> **WHAT NEEDS TO BE DONE**
For each line below that includes the word "name", make a copy.

> **DATA SECTION**
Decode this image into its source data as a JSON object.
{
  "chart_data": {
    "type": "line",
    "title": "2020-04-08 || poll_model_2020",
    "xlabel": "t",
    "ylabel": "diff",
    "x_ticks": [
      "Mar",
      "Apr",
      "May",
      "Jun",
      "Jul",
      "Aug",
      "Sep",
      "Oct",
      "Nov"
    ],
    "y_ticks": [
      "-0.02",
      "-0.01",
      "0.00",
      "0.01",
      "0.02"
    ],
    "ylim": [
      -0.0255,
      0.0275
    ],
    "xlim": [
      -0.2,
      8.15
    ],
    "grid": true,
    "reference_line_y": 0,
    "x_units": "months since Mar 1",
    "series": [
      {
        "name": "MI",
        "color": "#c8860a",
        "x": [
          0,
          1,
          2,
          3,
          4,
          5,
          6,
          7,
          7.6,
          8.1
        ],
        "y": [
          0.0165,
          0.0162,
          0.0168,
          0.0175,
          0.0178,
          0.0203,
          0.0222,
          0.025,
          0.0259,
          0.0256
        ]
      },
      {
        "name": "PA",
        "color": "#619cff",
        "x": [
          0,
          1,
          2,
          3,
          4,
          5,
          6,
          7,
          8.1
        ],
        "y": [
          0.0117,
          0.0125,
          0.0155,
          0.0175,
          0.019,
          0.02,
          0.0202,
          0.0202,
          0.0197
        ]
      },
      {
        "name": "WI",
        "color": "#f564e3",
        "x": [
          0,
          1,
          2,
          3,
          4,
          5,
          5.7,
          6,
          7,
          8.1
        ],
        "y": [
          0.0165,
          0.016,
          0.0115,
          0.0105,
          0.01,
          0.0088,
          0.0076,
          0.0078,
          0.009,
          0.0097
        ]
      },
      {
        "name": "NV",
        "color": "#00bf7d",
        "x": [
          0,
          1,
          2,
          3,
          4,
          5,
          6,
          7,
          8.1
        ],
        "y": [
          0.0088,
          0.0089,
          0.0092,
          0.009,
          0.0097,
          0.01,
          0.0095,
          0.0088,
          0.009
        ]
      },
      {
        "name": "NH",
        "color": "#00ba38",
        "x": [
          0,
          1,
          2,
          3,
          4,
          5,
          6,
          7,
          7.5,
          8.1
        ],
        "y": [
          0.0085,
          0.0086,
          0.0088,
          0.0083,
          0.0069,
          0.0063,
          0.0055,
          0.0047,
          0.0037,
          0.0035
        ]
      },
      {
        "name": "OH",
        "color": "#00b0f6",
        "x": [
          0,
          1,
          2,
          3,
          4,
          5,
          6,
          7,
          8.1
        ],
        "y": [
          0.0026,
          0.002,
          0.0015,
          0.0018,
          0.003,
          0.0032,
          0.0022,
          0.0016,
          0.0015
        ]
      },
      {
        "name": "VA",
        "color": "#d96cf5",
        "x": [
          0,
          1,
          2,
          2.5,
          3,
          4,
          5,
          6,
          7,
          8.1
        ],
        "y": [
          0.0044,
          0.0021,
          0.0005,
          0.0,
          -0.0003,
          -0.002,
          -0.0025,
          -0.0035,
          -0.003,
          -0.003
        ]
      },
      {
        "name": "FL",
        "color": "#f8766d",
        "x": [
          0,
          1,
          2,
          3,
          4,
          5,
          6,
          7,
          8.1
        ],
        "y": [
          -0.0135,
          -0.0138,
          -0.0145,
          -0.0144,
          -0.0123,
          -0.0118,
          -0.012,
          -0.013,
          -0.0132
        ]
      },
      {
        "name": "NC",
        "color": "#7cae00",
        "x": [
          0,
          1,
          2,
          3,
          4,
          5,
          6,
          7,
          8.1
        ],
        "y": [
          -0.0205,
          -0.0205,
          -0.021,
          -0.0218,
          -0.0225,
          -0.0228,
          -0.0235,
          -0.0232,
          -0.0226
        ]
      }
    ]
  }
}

> **TASK RESULT**
        "name": "MI",
        "name": "PA",
        "name": "WI",
        "name": "NV",
        "name": "NH",
        "name": "OH",
        "name": "VA",
        "name": "FL",
        "name": "NC",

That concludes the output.